All the data must come back unchanged, except that pictures are left out.

*** EXERCISE INPUTS

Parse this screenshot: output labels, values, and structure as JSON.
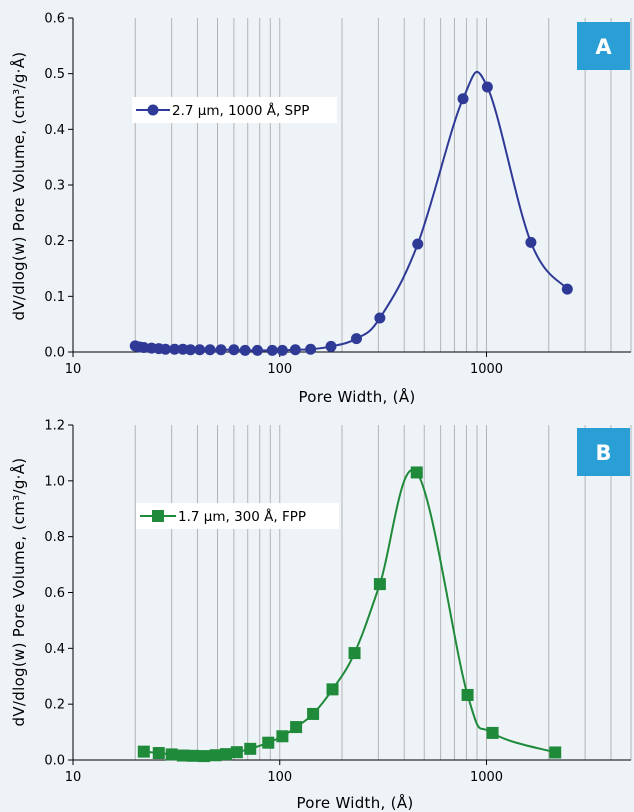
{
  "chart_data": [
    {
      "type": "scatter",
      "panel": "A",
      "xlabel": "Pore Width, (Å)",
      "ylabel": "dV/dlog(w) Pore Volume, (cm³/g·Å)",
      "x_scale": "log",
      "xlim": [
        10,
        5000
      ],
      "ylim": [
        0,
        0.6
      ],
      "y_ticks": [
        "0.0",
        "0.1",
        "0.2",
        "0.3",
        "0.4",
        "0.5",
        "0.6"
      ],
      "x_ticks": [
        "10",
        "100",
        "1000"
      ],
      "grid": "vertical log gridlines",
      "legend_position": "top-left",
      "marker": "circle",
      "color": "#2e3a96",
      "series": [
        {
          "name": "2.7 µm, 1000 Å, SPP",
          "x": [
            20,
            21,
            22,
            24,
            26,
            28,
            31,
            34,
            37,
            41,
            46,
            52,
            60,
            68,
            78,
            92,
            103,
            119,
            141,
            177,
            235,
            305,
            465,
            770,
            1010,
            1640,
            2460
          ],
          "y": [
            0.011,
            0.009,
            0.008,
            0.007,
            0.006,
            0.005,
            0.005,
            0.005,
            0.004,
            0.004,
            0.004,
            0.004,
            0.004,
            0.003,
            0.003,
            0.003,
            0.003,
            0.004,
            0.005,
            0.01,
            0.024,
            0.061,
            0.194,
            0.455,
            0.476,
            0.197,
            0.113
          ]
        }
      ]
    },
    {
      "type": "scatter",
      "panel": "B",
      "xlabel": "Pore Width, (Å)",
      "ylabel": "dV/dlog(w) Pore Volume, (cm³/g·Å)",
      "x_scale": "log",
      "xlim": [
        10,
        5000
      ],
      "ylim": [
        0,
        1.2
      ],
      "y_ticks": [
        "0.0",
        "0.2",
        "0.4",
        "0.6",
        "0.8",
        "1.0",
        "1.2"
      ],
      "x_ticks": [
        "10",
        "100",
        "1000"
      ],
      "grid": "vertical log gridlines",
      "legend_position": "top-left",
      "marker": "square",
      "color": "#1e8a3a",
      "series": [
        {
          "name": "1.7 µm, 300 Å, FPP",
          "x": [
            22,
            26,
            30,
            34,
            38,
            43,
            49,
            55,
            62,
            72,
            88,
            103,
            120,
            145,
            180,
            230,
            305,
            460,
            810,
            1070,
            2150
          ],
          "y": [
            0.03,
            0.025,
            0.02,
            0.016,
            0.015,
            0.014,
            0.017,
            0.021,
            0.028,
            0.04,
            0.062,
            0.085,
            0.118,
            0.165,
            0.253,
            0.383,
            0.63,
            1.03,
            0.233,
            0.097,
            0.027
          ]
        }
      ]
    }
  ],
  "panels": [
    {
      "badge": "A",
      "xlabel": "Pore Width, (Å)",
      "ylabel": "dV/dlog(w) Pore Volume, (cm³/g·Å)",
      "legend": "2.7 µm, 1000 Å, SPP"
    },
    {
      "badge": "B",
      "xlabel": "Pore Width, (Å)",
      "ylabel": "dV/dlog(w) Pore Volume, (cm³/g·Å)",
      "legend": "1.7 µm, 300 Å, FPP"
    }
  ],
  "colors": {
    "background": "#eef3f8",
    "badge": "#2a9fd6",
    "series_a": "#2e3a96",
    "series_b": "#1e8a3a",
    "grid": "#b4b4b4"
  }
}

******

(FINAL RESULT):
Parse this screenshot: output labels, values, and structure as JSON.
{
  "chart_data": [
    {
      "type": "scatter",
      "panel": "A",
      "xlabel": "Pore Width, (Å)",
      "ylabel": "dV/dlog(w) Pore Volume, (cm³/g·Å)",
      "x_scale": "log",
      "xlim": [
        10,
        5000
      ],
      "ylim": [
        0,
        0.6
      ],
      "y_ticks": [
        "0.0",
        "0.1",
        "0.2",
        "0.3",
        "0.4",
        "0.5",
        "0.6"
      ],
      "x_ticks": [
        "10",
        "100",
        "1000"
      ],
      "grid": "vertical log gridlines",
      "legend_position": "top-left",
      "marker": "circle",
      "color": "#2e3a96",
      "series": [
        {
          "name": "2.7 µm, 1000 Å, SPP",
          "x": [
            20,
            21,
            22,
            24,
            26,
            28,
            31,
            34,
            37,
            41,
            46,
            52,
            60,
            68,
            78,
            92,
            103,
            119,
            141,
            177,
            235,
            305,
            465,
            770,
            1010,
            1640,
            2460
          ],
          "y": [
            0.011,
            0.009,
            0.008,
            0.007,
            0.006,
            0.005,
            0.005,
            0.005,
            0.004,
            0.004,
            0.004,
            0.004,
            0.004,
            0.003,
            0.003,
            0.003,
            0.003,
            0.004,
            0.005,
            0.01,
            0.024,
            0.061,
            0.194,
            0.455,
            0.476,
            0.197,
            0.113
          ]
        }
      ]
    },
    {
      "type": "scatter",
      "panel": "B",
      "xlabel": "Pore Width, (Å)",
      "ylabel": "dV/dlog(w) Pore Volume, (cm³/g·Å)",
      "x_scale": "log",
      "xlim": [
        10,
        5000
      ],
      "ylim": [
        0,
        1.2
      ],
      "y_ticks": [
        "0.0",
        "0.2",
        "0.4",
        "0.6",
        "0.8",
        "1.0",
        "1.2"
      ],
      "x_ticks": [
        "10",
        "100",
        "1000"
      ],
      "grid": "vertical log gridlines",
      "legend_position": "top-left",
      "marker": "square",
      "color": "#1e8a3a",
      "series": [
        {
          "name": "1.7 µm, 300 Å, FPP",
          "x": [
            22,
            26,
            30,
            34,
            38,
            43,
            49,
            55,
            62,
            72,
            88,
            103,
            120,
            145,
            180,
            230,
            305,
            460,
            810,
            1070,
            2150
          ],
          "y": [
            0.03,
            0.025,
            0.02,
            0.016,
            0.015,
            0.014,
            0.017,
            0.021,
            0.028,
            0.04,
            0.062,
            0.085,
            0.118,
            0.165,
            0.253,
            0.383,
            0.63,
            1.03,
            0.233,
            0.097,
            0.027
          ]
        }
      ]
    }
  ],
  "panels": [
    {
      "badge": "A",
      "xlabel": "Pore Width, (Å)",
      "ylabel": "dV/dlog(w) Pore Volume, (cm³/g·Å)",
      "legend": "2.7 µm, 1000 Å, SPP"
    },
    {
      "badge": "B",
      "xlabel": "Pore Width, (Å)",
      "ylabel": "dV/dlog(w) Pore Volume, (cm³/g·Å)",
      "legend": "1.7 µm, 300 Å, FPP"
    }
  ],
  "colors": {
    "background": "#eef3f8",
    "badge": "#2a9fd6",
    "series_a": "#2e3a96",
    "series_b": "#1e8a3a",
    "grid": "#b4b4b4"
  }
}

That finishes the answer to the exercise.